-- START OF Records to use --
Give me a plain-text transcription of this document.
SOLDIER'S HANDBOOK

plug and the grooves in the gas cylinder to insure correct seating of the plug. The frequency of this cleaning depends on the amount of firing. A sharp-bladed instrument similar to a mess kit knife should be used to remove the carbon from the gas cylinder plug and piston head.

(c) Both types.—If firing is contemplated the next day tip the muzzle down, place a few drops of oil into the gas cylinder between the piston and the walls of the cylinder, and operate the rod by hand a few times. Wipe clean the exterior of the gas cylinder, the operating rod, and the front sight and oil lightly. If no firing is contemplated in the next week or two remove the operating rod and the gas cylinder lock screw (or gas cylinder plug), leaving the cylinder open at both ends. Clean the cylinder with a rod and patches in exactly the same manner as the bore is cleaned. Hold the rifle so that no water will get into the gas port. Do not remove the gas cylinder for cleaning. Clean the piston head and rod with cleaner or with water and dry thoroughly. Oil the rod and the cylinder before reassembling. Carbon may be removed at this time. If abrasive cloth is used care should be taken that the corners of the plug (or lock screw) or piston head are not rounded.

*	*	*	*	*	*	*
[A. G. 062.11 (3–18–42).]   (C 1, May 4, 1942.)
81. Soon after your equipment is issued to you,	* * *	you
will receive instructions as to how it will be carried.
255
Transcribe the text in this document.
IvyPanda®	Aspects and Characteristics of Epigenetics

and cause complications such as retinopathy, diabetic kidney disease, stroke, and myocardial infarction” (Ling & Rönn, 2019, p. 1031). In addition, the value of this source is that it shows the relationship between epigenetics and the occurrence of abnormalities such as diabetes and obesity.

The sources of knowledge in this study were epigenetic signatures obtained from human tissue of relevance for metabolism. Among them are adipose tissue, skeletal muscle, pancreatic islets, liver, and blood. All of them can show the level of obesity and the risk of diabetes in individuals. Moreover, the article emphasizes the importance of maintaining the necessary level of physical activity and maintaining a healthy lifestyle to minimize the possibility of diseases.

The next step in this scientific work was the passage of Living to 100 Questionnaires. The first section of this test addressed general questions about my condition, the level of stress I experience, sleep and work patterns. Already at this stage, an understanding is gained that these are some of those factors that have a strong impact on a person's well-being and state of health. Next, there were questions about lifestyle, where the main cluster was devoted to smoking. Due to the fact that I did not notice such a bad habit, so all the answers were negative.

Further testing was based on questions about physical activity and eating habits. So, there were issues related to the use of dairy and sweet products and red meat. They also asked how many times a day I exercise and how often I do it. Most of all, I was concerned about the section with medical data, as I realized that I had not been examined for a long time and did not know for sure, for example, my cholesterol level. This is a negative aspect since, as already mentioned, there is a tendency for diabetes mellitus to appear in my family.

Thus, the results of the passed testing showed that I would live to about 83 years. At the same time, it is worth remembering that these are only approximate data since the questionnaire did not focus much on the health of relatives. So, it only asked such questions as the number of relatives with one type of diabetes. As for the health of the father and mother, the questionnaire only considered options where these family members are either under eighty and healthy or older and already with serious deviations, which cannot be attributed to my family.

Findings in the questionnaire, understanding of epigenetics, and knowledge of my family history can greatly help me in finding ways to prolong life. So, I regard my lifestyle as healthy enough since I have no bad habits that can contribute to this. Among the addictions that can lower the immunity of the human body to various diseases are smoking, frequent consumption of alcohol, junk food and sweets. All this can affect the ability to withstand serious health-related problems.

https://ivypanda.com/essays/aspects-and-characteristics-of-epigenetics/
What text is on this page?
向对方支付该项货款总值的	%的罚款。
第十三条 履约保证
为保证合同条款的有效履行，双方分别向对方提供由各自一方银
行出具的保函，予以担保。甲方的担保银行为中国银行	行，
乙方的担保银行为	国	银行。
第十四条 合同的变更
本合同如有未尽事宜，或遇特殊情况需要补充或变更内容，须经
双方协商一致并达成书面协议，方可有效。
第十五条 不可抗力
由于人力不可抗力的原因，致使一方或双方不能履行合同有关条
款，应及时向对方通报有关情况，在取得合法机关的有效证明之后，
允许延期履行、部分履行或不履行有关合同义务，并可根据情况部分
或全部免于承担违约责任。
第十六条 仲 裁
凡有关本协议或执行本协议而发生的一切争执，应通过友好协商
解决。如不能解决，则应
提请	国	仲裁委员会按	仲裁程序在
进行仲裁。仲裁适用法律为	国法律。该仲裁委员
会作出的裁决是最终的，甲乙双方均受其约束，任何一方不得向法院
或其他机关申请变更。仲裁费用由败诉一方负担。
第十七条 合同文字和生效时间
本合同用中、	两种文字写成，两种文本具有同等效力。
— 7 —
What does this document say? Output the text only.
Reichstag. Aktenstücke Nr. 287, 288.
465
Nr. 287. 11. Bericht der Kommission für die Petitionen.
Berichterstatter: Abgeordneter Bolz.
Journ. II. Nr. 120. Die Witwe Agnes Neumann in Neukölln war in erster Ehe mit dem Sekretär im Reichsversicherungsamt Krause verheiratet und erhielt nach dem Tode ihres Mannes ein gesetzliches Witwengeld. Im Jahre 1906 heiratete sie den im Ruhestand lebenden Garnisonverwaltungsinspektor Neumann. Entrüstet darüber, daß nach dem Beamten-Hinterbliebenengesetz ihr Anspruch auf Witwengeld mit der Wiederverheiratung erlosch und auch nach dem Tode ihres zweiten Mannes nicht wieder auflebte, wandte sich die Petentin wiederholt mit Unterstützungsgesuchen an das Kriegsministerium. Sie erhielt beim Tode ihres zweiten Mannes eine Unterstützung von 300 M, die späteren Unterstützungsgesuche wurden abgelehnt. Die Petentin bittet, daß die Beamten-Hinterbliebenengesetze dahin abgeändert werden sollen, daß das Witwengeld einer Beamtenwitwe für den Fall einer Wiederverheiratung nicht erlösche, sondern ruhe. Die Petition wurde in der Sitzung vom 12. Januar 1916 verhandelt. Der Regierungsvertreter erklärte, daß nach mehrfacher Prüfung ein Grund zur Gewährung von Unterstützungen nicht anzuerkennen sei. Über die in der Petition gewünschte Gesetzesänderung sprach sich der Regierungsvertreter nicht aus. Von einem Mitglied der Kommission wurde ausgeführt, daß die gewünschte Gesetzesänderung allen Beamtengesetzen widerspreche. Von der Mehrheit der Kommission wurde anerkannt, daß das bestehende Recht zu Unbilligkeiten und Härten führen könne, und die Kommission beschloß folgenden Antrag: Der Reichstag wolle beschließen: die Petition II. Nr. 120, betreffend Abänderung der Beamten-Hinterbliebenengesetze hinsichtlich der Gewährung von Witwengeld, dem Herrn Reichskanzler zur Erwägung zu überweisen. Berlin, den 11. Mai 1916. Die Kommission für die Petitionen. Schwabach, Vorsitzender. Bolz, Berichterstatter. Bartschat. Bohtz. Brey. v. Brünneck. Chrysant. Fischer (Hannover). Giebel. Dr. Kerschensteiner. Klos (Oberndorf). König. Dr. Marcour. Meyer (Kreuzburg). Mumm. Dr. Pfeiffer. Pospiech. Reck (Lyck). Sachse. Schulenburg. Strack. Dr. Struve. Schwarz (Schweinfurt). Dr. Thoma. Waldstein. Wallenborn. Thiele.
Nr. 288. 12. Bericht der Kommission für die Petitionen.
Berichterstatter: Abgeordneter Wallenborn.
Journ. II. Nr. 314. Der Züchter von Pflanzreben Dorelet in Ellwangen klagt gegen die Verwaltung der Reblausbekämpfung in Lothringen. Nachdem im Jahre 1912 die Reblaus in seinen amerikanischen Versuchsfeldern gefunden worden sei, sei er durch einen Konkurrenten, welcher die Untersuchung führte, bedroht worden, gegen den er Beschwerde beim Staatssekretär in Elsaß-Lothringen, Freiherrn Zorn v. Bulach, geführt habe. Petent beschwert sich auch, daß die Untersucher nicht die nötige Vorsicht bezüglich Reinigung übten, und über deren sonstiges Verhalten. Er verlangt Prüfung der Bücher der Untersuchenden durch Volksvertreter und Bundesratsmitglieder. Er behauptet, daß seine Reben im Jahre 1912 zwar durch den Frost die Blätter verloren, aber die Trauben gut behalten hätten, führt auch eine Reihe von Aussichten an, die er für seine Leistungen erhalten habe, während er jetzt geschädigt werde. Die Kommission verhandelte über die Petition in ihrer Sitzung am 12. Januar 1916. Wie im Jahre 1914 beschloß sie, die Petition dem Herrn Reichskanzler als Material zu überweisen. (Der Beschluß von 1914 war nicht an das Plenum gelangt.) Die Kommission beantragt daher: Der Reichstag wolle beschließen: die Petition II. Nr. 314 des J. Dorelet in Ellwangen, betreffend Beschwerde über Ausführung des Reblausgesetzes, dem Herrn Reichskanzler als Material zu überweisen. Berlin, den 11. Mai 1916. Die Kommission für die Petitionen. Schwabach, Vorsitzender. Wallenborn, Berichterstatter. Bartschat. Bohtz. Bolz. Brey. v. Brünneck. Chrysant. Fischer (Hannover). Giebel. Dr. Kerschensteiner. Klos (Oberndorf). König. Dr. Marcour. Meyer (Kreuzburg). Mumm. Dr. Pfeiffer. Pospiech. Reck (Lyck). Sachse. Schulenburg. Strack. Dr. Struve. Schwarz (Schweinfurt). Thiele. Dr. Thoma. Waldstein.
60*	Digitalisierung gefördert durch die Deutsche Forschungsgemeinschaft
-- END OF Records to use --
### Objective
Every line in the data that holds "text" should be copied out.

### Reply to the task
Give me a plain-text transcription of this document.
Transcribe the text in this document.
What text is on this page?
What does this document say? Output the text only.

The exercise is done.